Your task: Check each line below for the word "this" and give the number of lines that have it, nothing more.
---------- Exercise input
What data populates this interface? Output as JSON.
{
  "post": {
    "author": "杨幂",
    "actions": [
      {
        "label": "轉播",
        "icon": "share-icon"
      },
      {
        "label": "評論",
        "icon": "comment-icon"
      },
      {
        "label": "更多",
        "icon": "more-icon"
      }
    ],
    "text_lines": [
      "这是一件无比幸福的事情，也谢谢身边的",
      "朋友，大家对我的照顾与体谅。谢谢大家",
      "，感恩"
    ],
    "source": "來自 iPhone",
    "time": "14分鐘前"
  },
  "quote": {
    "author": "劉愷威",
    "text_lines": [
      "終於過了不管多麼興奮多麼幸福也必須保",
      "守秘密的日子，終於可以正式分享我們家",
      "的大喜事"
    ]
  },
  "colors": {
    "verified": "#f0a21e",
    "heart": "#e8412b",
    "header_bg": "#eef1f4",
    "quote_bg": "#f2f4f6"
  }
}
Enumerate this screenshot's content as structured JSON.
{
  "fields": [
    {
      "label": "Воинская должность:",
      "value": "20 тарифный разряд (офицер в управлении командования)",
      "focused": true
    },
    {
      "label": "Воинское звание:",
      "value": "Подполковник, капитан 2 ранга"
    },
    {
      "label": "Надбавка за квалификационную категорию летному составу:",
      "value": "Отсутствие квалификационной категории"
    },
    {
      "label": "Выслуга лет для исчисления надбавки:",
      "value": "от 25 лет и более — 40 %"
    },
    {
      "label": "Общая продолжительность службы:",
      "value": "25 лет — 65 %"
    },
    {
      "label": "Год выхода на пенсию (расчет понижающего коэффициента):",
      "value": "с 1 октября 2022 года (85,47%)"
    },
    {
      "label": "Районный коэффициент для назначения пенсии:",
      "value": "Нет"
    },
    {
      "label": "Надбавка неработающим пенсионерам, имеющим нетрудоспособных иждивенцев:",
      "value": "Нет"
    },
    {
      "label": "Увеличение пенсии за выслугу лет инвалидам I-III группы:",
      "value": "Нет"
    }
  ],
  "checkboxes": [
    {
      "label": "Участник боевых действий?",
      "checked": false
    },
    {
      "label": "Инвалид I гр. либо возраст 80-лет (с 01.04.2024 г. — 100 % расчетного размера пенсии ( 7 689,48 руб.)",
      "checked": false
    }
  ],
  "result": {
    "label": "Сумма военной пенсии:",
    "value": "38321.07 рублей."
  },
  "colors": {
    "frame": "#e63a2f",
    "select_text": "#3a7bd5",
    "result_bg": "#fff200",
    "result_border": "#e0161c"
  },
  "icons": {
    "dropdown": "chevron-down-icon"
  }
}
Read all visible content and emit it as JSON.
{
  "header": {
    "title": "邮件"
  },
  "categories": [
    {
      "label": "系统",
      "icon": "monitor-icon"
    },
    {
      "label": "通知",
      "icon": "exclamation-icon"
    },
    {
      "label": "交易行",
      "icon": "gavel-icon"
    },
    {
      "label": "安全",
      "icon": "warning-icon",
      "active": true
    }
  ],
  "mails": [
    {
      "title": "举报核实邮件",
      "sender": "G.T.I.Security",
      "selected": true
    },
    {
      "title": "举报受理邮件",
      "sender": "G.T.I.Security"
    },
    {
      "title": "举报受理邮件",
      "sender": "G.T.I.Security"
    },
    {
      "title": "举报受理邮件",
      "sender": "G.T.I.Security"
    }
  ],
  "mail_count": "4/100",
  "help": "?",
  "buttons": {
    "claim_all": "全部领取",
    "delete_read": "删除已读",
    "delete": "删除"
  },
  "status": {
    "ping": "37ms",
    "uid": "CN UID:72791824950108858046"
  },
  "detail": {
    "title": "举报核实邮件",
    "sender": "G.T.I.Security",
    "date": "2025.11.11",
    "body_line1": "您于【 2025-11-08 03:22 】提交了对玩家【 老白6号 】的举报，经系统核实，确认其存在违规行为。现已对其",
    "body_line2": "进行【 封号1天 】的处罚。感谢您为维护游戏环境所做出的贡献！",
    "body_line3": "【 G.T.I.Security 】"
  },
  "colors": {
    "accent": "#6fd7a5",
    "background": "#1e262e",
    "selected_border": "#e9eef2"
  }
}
--------------------
Answer for the task: 2